Aim
Extract and reproduce exactly everything from the line containing "tab-close-democontroller[interactable]: ✕ (185, 119, 191, 131)" down to the line containing "output-tab[interactable]: Output→* (490, 656, 556, 676)", including both of those lines.

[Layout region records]
■ ■ ■

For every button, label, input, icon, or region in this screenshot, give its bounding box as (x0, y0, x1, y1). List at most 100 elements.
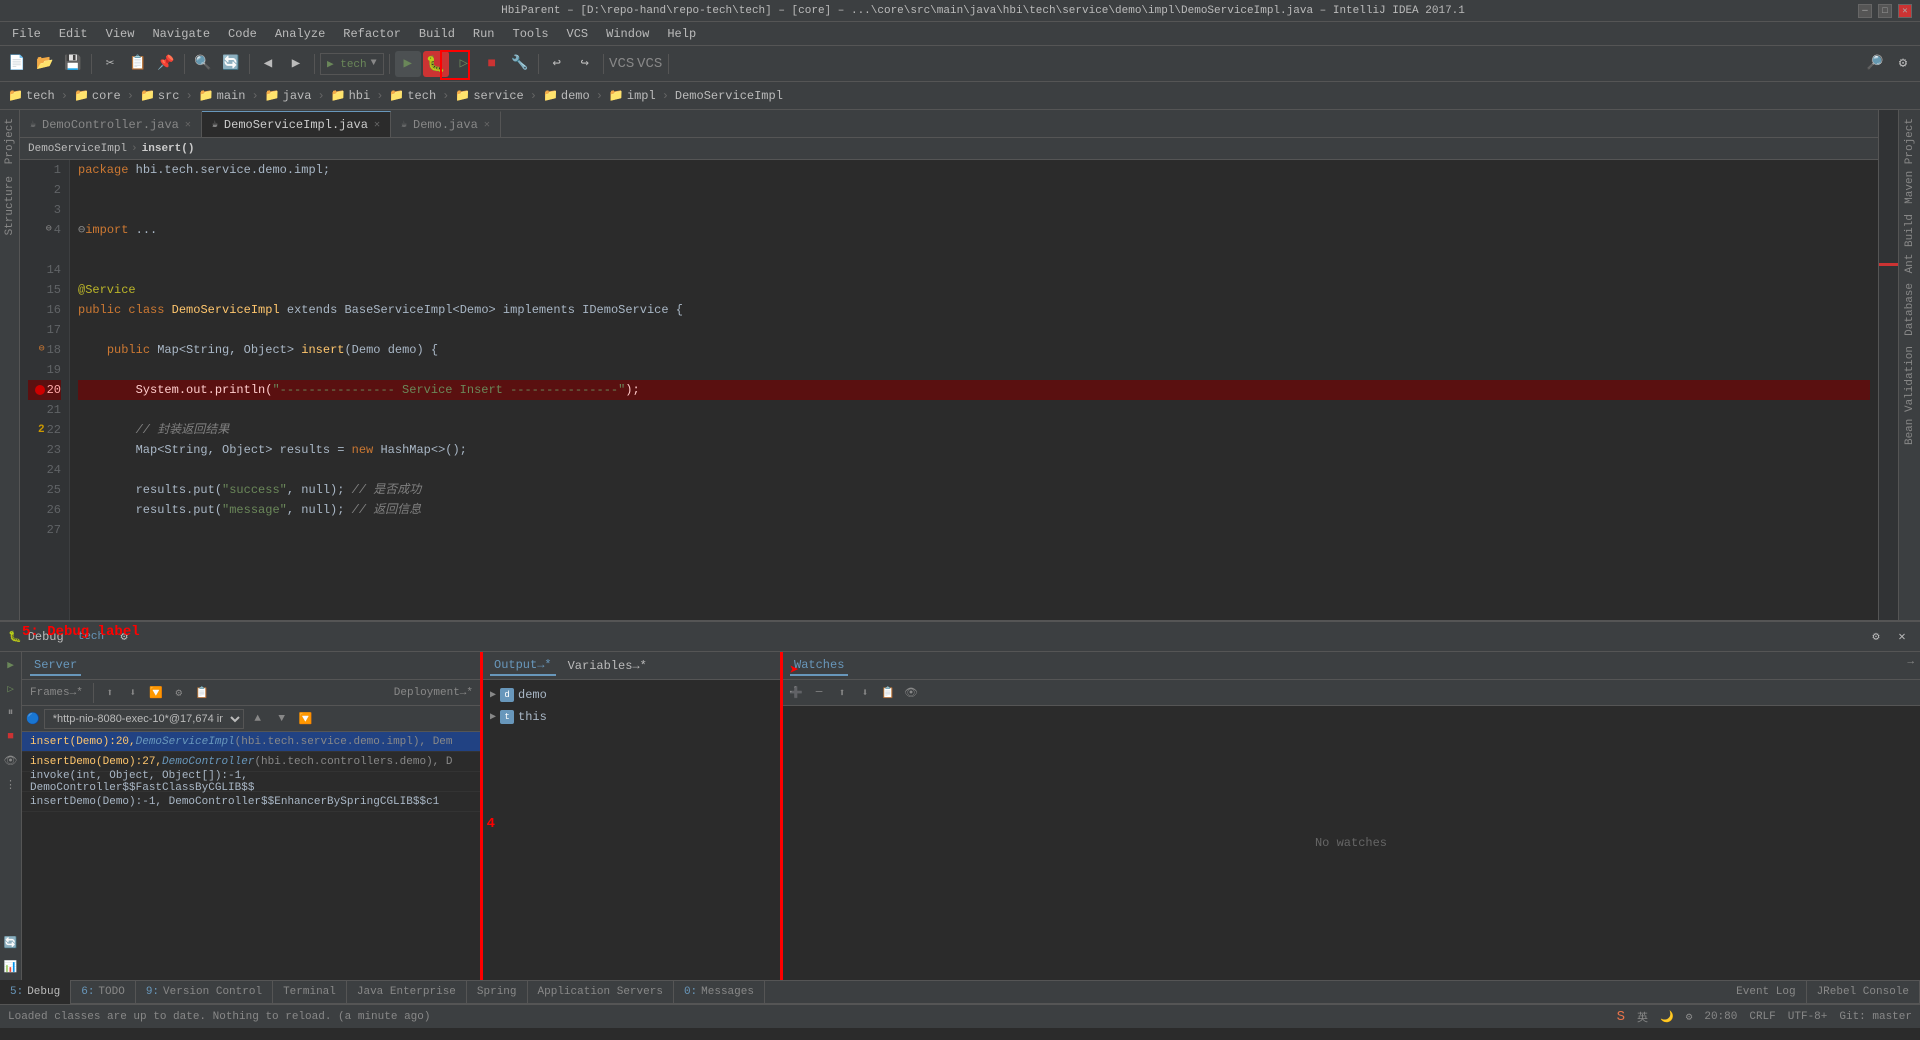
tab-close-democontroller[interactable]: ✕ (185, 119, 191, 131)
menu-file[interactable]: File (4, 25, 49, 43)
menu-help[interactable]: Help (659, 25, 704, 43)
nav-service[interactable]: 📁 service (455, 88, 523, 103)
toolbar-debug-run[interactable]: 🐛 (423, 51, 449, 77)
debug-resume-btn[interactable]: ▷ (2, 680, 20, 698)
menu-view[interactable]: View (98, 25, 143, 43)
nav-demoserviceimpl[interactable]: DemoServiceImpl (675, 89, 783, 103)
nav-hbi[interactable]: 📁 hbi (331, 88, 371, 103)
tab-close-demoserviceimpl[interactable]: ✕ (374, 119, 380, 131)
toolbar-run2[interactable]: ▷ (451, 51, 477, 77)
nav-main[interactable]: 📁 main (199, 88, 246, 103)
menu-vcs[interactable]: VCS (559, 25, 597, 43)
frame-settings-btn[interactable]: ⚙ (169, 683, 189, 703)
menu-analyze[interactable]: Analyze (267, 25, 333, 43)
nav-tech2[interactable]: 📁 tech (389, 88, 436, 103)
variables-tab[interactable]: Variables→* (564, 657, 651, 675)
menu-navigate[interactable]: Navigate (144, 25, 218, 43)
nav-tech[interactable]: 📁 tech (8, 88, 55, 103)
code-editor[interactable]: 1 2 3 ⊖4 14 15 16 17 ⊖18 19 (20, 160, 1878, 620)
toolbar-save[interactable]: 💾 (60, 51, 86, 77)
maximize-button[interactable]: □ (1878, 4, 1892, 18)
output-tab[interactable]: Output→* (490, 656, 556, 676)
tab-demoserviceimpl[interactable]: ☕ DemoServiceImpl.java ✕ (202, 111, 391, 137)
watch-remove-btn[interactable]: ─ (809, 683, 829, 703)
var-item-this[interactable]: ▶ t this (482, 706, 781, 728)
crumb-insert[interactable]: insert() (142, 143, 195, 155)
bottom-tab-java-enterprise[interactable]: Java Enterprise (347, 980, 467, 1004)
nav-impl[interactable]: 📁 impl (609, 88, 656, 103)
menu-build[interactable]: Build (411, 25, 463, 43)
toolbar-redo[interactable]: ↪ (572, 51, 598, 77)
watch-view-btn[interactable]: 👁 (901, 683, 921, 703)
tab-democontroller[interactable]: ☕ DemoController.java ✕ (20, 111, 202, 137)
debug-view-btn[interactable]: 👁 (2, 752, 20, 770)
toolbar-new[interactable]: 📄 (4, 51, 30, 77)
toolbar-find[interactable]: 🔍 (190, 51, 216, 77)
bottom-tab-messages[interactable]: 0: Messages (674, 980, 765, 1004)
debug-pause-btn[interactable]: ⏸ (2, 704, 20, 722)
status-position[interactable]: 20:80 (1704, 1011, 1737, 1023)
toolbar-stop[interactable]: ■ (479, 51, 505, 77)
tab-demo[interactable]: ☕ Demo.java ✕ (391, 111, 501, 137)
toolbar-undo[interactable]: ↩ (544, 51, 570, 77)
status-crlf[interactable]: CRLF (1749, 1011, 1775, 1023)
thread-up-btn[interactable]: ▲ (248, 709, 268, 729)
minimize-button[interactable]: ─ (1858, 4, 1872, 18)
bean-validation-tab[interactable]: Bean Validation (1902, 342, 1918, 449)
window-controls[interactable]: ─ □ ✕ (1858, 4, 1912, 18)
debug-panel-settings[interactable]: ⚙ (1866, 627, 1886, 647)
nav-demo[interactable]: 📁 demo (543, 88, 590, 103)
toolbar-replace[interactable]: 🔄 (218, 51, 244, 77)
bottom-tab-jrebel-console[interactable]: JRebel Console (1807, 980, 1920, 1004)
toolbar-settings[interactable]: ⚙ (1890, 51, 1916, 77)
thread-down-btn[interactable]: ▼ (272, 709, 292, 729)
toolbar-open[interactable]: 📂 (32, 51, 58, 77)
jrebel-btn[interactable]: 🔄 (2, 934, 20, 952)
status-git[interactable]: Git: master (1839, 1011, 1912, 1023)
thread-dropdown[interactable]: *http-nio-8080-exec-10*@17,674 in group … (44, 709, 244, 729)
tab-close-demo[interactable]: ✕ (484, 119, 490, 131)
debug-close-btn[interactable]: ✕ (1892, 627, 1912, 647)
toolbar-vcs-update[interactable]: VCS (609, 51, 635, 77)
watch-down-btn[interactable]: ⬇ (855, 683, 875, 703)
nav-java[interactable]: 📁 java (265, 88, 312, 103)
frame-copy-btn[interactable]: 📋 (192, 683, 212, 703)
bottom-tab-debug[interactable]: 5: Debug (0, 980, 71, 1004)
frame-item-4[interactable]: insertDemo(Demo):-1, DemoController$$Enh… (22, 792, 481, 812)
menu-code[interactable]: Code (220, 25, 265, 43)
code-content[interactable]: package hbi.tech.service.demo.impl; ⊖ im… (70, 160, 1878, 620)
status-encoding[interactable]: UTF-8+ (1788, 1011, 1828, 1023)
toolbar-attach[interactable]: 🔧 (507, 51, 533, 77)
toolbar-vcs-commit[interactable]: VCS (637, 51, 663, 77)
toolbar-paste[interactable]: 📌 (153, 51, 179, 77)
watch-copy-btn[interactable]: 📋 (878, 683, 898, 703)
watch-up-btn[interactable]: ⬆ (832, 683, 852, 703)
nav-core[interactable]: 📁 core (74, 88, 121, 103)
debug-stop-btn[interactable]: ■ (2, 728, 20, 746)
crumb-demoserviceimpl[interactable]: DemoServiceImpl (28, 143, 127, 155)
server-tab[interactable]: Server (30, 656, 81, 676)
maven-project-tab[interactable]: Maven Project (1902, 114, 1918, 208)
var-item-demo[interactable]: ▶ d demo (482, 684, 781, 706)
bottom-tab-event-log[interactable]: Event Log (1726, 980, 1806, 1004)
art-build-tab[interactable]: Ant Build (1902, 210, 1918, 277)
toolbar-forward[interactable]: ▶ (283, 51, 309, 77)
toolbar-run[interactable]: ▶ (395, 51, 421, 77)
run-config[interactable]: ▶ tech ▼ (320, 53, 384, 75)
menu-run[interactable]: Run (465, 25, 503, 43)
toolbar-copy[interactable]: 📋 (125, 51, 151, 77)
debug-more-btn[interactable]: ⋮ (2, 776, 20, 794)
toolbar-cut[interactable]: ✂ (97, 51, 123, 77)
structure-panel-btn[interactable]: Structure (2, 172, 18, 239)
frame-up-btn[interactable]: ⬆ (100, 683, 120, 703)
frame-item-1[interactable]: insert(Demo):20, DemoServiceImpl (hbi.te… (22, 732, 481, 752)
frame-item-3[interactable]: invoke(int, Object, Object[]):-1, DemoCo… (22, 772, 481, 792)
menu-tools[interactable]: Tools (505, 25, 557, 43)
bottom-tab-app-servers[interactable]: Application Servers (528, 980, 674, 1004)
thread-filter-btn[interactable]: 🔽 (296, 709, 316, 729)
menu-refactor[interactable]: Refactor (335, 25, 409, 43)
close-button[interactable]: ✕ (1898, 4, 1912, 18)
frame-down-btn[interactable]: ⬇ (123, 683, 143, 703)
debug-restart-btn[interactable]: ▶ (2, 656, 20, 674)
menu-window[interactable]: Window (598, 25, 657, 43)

■ ■ ■

Exercise solution
tab-close-democontroller[interactable]: ✕ (185, 119, 191, 131)
menu-file[interactable]: File (4, 25, 49, 43)
menu-help[interactable]: Help (659, 25, 704, 43)
nav-service[interactable]: 📁 service (455, 88, 523, 103)
toolbar-debug-run[interactable]: 🐛 (423, 51, 449, 77)
debug-resume-btn[interactable]: ▷ (2, 680, 20, 698)
menu-view[interactable]: View (98, 25, 143, 43)
nav-demoserviceimpl[interactable]: DemoServiceImpl (675, 89, 783, 103)
nav-hbi[interactable]: 📁 hbi (331, 88, 371, 103)
tab-close-demoserviceimpl[interactable]: ✕ (374, 119, 380, 131)
toolbar-run2[interactable]: ▷ (451, 51, 477, 77)
nav-main[interactable]: 📁 main (199, 88, 246, 103)
menu-vcs[interactable]: VCS (559, 25, 597, 43)
frame-settings-btn[interactable]: ⚙ (169, 683, 189, 703)
menu-analyze[interactable]: Analyze (267, 25, 333, 43)
nav-tech2[interactable]: 📁 tech (389, 88, 436, 103)
variables-tab[interactable]: Variables→* (564, 657, 651, 675)
menu-navigate[interactable]: Navigate (144, 25, 218, 43)
nav-tech[interactable]: 📁 tech (8, 88, 55, 103)
code-editor[interactable]: 1 2 3 ⊖4 14 15 16 17 ⊖18 19 (20, 160, 1878, 620)
toolbar-save[interactable]: 💾 (60, 51, 86, 77)
maximize-button[interactable]: □ (1878, 4, 1892, 18)
output-tab[interactable]: Output→* (490, 656, 556, 676)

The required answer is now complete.